TO BE DONE: Transcribe all the records with complete accuracy.
>> START DATASET RECORDS
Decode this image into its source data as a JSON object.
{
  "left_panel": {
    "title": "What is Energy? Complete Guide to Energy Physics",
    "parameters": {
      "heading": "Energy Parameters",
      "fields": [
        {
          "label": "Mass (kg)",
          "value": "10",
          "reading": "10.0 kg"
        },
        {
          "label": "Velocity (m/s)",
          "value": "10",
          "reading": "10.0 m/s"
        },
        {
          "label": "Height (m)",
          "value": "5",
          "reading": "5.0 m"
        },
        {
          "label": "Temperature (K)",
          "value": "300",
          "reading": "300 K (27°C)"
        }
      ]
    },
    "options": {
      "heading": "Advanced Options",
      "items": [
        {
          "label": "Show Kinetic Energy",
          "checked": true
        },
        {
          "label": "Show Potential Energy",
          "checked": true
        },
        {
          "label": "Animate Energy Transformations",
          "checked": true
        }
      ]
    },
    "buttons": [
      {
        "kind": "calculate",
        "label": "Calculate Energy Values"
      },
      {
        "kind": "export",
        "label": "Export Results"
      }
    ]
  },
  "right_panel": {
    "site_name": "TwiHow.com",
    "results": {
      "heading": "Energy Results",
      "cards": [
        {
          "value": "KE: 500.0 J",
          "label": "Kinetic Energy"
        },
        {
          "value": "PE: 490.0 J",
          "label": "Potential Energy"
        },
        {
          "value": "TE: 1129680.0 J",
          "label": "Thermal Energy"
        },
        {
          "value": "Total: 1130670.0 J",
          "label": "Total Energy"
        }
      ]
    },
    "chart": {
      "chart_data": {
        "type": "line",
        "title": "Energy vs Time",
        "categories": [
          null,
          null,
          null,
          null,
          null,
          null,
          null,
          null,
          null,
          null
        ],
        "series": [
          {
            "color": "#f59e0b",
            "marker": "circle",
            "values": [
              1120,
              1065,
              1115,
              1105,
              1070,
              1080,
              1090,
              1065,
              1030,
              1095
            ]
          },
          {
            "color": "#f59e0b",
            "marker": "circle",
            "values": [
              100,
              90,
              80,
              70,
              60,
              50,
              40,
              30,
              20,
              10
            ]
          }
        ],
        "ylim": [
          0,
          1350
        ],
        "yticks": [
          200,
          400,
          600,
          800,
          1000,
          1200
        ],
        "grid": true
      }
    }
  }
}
>> END DATASET RECORDS
SOLVED EXERCISE:
Decode this image into its source data as a JSON object.
{
  "left_panel": {
    "title": "What is Energy? Complete Guide to Energy Physics",
    "parameters": {
      "heading": "Energy Parameters",
      "fields": [
        {
          "label": "Mass (kg)",
          "value": "10",
          "reading": "10.0 kg"
        },
        {
          "label": "Velocity (m/s)",
          "value": "10",
          "reading": "10.0 m/s"
        },
        {
          "label": "Height (m)",
          "value": "5",
          "reading": "5.0 m"
        },
        {
          "label": "Temperature (K)",
          "value": "300",
          "reading": "300 K (27°C)"
        }
      ]
    },
    "options": {
      "heading": "Advanced Options",
      "items": [
        {
          "label": "Show Kinetic Energy",
          "checked": true
        },
        {
          "label": "Show Potential Energy",
          "checked": true
        },
        {
          "label": "Animate Energy Transformations",
          "checked": true
        }
      ]
    },
    "buttons": [
      {
        "kind": "calculate",
        "label": "Calculate Energy Values"
      },
      {
        "kind": "export",
        "label": "Export Results"
      }
    ]
  },
  "right_panel": {
    "site_name": "TwiHow.com",
    "results": {
      "heading": "Energy Results",
      "cards": [
        {
          "value": "KE: 500.0 J",
          "label": "Kinetic Energy"
        },
        {
          "value": "PE: 490.0 J",
          "label": "Potential Energy"
        },
        {
          "value": "TE: 1129680.0 J",
          "label": "Thermal Energy"
        },
        {
          "value": "Total: 1130670.0 J",
          "label": "Total Energy"
        }
      ]
    },
    "chart": {
      "chart_data": {
        "type": "line",
        "title": "Energy vs Time",
        "categories": [
          null,
          null,
          null,
          null,
          null,
          null,
          null,
          null,
          null,
          null
        ],
        "series": [
          {
            "color": "#f59e0b",
            "marker": "circle",
            "values": [
              1120,
              1065,
              1115,
              1105,
              1070,
              1080,
              1090,
              1065,
              1030,
              1095
            ]
          },
          {
            "color": "#f59e0b",
            "marker": "circle",
            "values": [
              100,
              90,
              80,
              70,
              60,
              50,
              40,
              30,
              20,
              10
            ]
          }
        ],
        "ylim": [
          0,
          1350
        ],
        "yticks": [
          200,
          400,
          600,
          800,
          1000,
          1200
        ],
        "grid": true
      }
    }
  }
}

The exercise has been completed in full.